## Start INPUT ROWS
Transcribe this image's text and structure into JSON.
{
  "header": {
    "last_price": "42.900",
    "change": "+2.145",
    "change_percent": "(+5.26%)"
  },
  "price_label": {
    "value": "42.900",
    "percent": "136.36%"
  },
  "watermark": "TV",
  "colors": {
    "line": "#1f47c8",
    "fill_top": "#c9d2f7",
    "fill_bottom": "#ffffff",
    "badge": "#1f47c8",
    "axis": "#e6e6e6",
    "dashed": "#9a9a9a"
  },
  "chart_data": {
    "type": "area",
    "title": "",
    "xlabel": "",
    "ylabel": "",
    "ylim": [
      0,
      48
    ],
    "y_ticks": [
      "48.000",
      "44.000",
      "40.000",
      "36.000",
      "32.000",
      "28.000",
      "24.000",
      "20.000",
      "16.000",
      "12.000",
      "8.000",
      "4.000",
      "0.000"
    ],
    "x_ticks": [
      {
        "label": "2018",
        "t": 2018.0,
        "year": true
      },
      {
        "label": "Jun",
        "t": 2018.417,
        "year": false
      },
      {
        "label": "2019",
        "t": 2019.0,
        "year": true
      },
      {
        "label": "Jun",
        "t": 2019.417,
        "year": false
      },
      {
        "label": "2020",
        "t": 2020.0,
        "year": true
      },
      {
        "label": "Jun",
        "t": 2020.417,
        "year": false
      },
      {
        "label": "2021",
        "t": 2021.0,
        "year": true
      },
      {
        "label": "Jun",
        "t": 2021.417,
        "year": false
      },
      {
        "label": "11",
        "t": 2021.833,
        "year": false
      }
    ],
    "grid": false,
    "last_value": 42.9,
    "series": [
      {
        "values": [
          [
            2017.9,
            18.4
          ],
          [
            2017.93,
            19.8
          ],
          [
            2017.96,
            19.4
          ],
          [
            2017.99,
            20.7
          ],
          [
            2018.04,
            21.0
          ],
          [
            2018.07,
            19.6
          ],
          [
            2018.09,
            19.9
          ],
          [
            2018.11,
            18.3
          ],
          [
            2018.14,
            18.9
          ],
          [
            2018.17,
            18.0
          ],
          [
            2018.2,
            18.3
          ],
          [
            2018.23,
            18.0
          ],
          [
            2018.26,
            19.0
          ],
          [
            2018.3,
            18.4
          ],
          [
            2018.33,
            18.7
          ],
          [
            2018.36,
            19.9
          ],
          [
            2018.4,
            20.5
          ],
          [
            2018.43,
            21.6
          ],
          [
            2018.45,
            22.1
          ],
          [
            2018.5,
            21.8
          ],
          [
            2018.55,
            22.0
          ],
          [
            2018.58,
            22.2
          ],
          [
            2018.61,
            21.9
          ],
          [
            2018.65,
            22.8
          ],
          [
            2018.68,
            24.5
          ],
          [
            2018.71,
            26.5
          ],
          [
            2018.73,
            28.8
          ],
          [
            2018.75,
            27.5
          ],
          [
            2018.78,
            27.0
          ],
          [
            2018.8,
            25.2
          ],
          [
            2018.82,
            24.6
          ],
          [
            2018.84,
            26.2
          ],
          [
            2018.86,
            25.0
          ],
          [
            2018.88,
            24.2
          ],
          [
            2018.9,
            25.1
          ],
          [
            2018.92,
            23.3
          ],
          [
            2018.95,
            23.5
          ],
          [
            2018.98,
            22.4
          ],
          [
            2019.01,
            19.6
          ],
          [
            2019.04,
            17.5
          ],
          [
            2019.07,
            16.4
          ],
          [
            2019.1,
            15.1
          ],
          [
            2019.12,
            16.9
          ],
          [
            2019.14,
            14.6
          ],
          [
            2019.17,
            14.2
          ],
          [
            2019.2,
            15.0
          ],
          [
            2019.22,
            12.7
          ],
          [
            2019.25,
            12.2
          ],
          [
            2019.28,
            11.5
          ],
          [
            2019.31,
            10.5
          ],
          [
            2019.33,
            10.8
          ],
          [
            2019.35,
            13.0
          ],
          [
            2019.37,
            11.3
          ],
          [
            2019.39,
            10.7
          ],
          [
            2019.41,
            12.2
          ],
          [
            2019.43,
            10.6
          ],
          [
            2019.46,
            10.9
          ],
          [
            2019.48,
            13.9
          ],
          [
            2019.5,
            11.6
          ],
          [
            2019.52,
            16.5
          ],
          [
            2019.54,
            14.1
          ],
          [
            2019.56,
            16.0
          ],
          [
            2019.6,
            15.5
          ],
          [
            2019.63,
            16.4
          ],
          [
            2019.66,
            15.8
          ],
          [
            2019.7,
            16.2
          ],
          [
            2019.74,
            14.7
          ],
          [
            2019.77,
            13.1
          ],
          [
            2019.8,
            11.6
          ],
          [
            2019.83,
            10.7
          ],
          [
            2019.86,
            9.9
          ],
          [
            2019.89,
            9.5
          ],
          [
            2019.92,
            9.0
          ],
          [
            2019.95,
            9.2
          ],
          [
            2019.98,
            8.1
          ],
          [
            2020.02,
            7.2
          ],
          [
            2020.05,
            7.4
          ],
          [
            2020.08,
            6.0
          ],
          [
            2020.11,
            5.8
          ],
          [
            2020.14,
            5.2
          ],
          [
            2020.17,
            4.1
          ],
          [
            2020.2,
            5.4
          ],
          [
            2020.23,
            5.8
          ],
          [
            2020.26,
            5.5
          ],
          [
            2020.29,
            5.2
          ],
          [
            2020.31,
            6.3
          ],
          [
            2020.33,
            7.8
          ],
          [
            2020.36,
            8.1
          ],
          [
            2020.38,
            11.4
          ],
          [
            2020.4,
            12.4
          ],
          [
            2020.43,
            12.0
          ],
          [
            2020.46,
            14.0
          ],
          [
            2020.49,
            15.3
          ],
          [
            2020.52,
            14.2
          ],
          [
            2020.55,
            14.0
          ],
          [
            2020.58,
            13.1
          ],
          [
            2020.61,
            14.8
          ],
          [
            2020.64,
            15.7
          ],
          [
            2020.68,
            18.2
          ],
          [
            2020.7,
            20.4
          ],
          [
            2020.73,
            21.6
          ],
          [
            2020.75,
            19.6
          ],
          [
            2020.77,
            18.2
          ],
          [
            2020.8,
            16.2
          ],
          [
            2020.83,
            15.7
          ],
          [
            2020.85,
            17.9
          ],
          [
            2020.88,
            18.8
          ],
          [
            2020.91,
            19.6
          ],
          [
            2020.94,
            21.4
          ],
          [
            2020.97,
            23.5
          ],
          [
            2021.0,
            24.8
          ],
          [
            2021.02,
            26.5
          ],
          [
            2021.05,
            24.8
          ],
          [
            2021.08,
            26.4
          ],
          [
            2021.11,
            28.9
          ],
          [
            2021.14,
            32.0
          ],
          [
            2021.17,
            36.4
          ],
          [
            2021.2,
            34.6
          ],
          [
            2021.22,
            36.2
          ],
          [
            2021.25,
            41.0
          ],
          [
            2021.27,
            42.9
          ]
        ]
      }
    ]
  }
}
## End INPUT ROWS
## PROBLEM DESCRIPTION
Copy out the data shown above without altering anything.

## EXERCISE RESULT
Transcribe this image's text and structure into JSON.
{
  "header": {
    "last_price": "42.900",
    "change": "+2.145",
    "change_percent": "(+5.26%)"
  },
  "price_label": {
    "value": "42.900",
    "percent": "136.36%"
  },
  "watermark": "TV",
  "colors": {
    "line": "#1f47c8",
    "fill_top": "#c9d2f7",
    "fill_bottom": "#ffffff",
    "badge": "#1f47c8",
    "axis": "#e6e6e6",
    "dashed": "#9a9a9a"
  },
  "chart_data": {
    "type": "area",
    "title": "",
    "xlabel": "",
    "ylabel": "",
    "ylim": [
      0,
      48
    ],
    "y_ticks": [
      "48.000",
      "44.000",
      "40.000",
      "36.000",
      "32.000",
      "28.000",
      "24.000",
      "20.000",
      "16.000",
      "12.000",
      "8.000",
      "4.000",
      "0.000"
    ],
    "x_ticks": [
      {
        "label": "2018",
        "t": 2018.0,
        "year": true
      },
      {
        "label": "Jun",
        "t": 2018.417,
        "year": false
      },
      {
        "label": "2019",
        "t": 2019.0,
        "year": true
      },
      {
        "label": "Jun",
        "t": 2019.417,
        "year": false
      },
      {
        "label": "2020",
        "t": 2020.0,
        "year": true
      },
      {
        "label": "Jun",
        "t": 2020.417,
        "year": false
      },
      {
        "label": "2021",
        "t": 2021.0,
        "year": true
      },
      {
        "label": "Jun",
        "t": 2021.417,
        "year": false
      },
      {
        "label": "11",
        "t": 2021.833,
        "year": false
      }
    ],
    "grid": false,
    "last_value": 42.9,
    "series": [
      {
        "values": [
          [
            2017.9,
            18.4
          ],
          [
            2017.93,
            19.8
          ],
          [
            2017.96,
            19.4
          ],
          [
            2017.99,
            20.7
          ],
          [
            2018.04,
            21.0
          ],
          [
            2018.07,
            19.6
          ],
          [
            2018.09,
            19.9
          ],
          [
            2018.11,
            18.3
          ],
          [
            2018.14,
            18.9
          ],
          [
            2018.17,
            18.0
          ],
          [
            2018.2,
            18.3
          ],
          [
            2018.23,
            18.0
          ],
          [
            2018.26,
            19.0
          ],
          [
            2018.3,
            18.4
          ],
          [
            2018.33,
            18.7
          ],
          [
            2018.36,
            19.9
          ],
          [
            2018.4,
            20.5
          ],
          [
            2018.43,
            21.6
          ],
          [
            2018.45,
            22.1
          ],
          [
            2018.5,
            21.8
          ],
          [
            2018.55,
            22.0
          ],
          [
            2018.58,
            22.2
          ],
          [
            2018.61,
            21.9
          ],
          [
            2018.65,
            22.8
          ],
          [
            2018.68,
            24.5
          ],
          [
            2018.71,
            26.5
          ],
          [
            2018.73,
            28.8
          ],
          [
            2018.75,
            27.5
          ],
          [
            2018.78,
            27.0
          ],
          [
            2018.8,
            25.2
          ],
          [
            2018.82,
            24.6
          ],
          [
            2018.84,
            26.2
          ],
          [
            2018.86,
            25.0
          ],
          [
            2018.88,
            24.2
          ],
          [
            2018.9,
            25.1
          ],
          [
            2018.92,
            23.3
          ],
          [
            2018.95,
            23.5
          ],
          [
            2018.98,
            22.4
          ],
          [
            2019.01,
            19.6
          ],
          [
            2019.04,
            17.5
          ],
          [
            2019.07,
            16.4
          ],
          [
            2019.1,
            15.1
          ],
          [
            2019.12,
            16.9
          ],
          [
            2019.14,
            14.6
          ],
          [
            2019.17,
            14.2
          ],
          [
            2019.2,
            15.0
          ],
          [
            2019.22,
            12.7
          ],
          [
            2019.25,
            12.2
          ],
          [
            2019.28,
            11.5
          ],
          [
            2019.31,
            10.5
          ],
          [
            2019.33,
            10.8
          ],
          [
            2019.35,
            13.0
          ],
          [
            2019.37,
            11.3
          ],
          [
            2019.39,
            10.7
          ],
          [
            2019.41,
            12.2
          ],
          [
            2019.43,
            10.6
          ],
          [
            2019.46,
            10.9
          ],
          [
            2019.48,
            13.9
          ],
          [
            2019.5,
            11.6
          ],
          [
            2019.52,
            16.5
          ],
          [
            2019.54,
            14.1
          ],
          [
            2019.56,
            16.0
          ],
          [
            2019.6,
            15.5
          ],
          [
            2019.63,
            16.4
          ],
          [
            2019.66,
            15.8
          ],
          [
            2019.7,
            16.2
          ],
          [
            2019.74,
            14.7
          ],
          [
            2019.77,
            13.1
          ],
          [
            2019.8,
            11.6
          ],
          [
            2019.83,
            10.7
          ],
          [
            2019.86,
            9.9
          ],
          [
            2019.89,
            9.5
          ],
          [
            2019.92,
            9.0
          ],
          [
            2019.95,
            9.2
          ],
          [
            2019.98,
            8.1
          ],
          [
            2020.02,
            7.2
          ],
          [
            2020.05,
            7.4
          ],
          [
            2020.08,
            6.0
          ],
          [
            2020.11,
            5.8
          ],
          [
            2020.14,
            5.2
          ],
          [
            2020.17,
            4.1
          ],
          [
            2020.2,
            5.4
          ],
          [
            2020.23,
            5.8
          ],
          [
            2020.26,
            5.5
          ],
          [
            2020.29,
            5.2
          ],
          [
            2020.31,
            6.3
          ],
          [
            2020.33,
            7.8
          ],
          [
            2020.36,
            8.1
          ],
          [
            2020.38,
            11.4
          ],
          [
            2020.4,
            12.4
          ],
          [
            2020.43,
            12.0
          ],
          [
            2020.46,
            14.0
          ],
          [
            2020.49,
            15.3
          ],
          [
            2020.52,
            14.2
          ],
          [
            2020.55,
            14.0
          ],
          [
            2020.58,
            13.1
          ],
          [
            2020.61,
            14.8
          ],
          [
            2020.64,
            15.7
          ],
          [
            2020.68,
            18.2
          ],
          [
            2020.7,
            20.4
          ],
          [
            2020.73,
            21.6
          ],
          [
            2020.75,
            19.6
          ],
          [
            2020.77,
            18.2
          ],
          [
            2020.8,
            16.2
          ],
          [
            2020.83,
            15.7
          ],
          [
            2020.85,
            17.9
          ],
          [
            2020.88,
            18.8
          ],
          [
            2020.91,
            19.6
          ],
          [
            2020.94,
            21.4
          ],
          [
            2020.97,
            23.5
          ],
          [
            2021.0,
            24.8
          ],
          [
            2021.02,
            26.5
          ],
          [
            2021.05,
            24.8
          ],
          [
            2021.08,
            26.4
          ],
          [
            2021.11,
            28.9
          ],
          [
            2021.14,
            32.0
          ],
          [
            2021.17,
            36.4
          ],
          [
            2021.2,
            34.6
          ],
          [
            2021.22,
            36.2
          ],
          [
            2021.25,
            41.0
          ],
          [
            2021.27,
            42.9
          ]
        ]
      }
    ]
  }
}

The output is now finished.